# [SELECTED TEXT]
⁂

Practice this case based on how you are assessed in your OSCEs, and use the relevant sections for general revision. 🤓
Doctor Instruction:
You are a doctor working in family medicine. Your next patient is a 45-year-old male called Alex Jackson, presenting with constipation. Please take a history and perform an appropriate examination.
Patient History:
45-year-old male, Alex Jackson, a bodybuilder.
In the past few weeks, you have been getting worsening constipation. You are not sure why. You usually eat healthily and avoid junk food. Yesterday, you noticed bright red blood on the toilet tissue paper while trying to wipe yourself, and you saw your stool was coated with fresh blood! You were very shocked because of this. You are not sure if this is yet another flare of your IBD - but you have no tummy pain, and you feel well. Your IBD is usually well controlled with azathioprine. Straining in the toilet can sometimes make your anus slightly sore – you feel like there’s something in your anus, but you are not sure if there's anything. You don’t want to look at your anus or feel around it with your finger – yuck! This grosses you out.

⁂

Dataset items
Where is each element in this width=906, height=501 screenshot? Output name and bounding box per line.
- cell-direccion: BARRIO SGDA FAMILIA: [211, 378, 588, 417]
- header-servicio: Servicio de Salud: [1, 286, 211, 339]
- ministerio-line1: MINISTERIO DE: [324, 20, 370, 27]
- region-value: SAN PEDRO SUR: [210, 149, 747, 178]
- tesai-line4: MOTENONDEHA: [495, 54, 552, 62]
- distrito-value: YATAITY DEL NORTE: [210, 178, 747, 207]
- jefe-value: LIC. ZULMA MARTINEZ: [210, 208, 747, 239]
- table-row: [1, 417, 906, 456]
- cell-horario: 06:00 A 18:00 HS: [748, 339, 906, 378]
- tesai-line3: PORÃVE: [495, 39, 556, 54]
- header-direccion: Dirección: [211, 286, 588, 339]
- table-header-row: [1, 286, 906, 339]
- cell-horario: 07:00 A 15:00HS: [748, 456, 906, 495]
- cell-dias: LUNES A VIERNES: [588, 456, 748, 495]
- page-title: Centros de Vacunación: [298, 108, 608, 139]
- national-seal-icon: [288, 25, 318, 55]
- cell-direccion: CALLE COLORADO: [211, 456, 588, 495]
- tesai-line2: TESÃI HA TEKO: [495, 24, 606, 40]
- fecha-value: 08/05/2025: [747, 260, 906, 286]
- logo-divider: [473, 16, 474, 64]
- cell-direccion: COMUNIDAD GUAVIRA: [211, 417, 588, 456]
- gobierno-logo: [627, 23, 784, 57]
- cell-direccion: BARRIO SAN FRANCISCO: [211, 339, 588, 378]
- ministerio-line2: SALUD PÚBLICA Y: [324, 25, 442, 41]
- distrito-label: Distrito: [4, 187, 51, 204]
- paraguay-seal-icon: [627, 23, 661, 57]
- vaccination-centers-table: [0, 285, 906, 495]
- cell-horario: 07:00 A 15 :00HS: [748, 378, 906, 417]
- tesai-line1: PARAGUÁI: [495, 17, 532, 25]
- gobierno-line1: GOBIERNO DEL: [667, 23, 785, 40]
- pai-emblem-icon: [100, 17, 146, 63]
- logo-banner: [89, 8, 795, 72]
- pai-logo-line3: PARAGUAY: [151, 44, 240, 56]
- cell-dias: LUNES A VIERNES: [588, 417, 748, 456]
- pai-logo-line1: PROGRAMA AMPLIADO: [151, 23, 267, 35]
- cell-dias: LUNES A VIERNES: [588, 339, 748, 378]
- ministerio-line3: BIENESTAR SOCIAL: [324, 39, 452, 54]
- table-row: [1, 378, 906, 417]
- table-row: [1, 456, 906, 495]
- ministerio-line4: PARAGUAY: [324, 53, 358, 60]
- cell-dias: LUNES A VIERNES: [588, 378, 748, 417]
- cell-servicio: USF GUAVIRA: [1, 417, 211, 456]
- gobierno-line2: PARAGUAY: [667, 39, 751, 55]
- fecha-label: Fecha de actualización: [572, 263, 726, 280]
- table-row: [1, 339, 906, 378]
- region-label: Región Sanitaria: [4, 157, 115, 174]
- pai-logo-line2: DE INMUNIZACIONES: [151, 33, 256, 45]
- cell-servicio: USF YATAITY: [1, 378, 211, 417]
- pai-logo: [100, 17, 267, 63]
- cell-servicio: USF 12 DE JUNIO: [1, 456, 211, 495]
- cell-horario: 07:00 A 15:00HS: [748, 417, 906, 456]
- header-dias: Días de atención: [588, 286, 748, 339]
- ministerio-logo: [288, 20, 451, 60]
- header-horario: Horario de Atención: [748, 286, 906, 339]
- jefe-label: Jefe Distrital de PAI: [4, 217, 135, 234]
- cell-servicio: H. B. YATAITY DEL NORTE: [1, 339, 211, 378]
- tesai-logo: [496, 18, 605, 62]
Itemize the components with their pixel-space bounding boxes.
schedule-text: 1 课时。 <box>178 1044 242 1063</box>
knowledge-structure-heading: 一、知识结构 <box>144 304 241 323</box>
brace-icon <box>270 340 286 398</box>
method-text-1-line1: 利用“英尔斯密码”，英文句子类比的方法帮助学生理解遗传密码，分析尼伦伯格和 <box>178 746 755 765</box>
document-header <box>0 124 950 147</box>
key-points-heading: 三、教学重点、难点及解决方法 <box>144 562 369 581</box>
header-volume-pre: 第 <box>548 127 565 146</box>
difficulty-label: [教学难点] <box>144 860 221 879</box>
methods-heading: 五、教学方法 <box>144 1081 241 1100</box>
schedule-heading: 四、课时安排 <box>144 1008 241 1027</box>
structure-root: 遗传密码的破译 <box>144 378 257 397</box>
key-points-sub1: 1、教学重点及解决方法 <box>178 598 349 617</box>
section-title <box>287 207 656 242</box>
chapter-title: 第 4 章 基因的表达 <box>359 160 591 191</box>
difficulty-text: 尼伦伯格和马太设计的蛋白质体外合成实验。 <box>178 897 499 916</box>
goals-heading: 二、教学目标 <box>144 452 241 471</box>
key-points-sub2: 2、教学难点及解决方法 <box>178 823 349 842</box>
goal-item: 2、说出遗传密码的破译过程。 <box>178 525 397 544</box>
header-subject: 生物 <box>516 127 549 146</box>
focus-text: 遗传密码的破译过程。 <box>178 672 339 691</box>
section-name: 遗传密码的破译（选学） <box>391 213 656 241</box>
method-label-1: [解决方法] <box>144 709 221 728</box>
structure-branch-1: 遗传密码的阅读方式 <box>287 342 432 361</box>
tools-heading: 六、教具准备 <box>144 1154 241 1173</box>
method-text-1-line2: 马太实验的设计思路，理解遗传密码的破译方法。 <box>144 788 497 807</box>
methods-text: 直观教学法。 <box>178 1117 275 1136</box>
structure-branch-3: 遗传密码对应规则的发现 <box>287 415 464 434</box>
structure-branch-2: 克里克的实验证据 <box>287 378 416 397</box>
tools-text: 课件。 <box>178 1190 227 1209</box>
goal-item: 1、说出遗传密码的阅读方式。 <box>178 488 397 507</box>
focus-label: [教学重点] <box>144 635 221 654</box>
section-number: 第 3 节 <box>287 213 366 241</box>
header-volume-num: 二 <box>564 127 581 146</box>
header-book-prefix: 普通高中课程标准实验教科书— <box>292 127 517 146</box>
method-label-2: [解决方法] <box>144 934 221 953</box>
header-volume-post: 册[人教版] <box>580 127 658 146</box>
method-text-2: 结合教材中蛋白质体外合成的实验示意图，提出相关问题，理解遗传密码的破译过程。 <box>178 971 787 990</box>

⁂

# [WHAT THIS EXERCISE ASKS]
- 1) In the constipation case, what medication usually keeps the patient's IBD well controlled?
- 2) Pick up the constipation case text after its last sentence and continue it.
The listing was drawn from a separate source.

# [SOLVED TASKS]
- 1) Azathioprine.

- 2)
You do have a sensation that your back passage is always full, especially when you strain yourself, and this is starting to affect your ability to work out at the gym. You can sometimes soil yourself by chance – which is embarrassing!
Not sexually active currently. No weight loss. No night sweats. No abdomen pain. No nausea or vomiting. No fever. No SOB. No tiredness. Good energy level.
Ideas, Concerns, Expectations:
You have no idea what this might be; it might be another flare of your IBD. You are, however, worried that you might have cancer because your dad developed bowel cancer and died. You do not want to die so soon! You are still looking for the "one" to marry and happily live with!
Past Medical History:
Ulcerative colitis
Drug History:
Azathioprine.
Allergic to penicillin (anaphylactic reaction)
Family History:
Bowel cancer (father)
Social History:
You work in the gym and often travel to different countries to enter bodybuilding competitions – you have won so many trophies since you were a teenager - you are quite proud of your achievements. You live alone in a flat. You do not smoke or drink. You are generally independent and manage well at home.
Examination Findings:
The abdomen is soft and non-tender. Bowel sound present.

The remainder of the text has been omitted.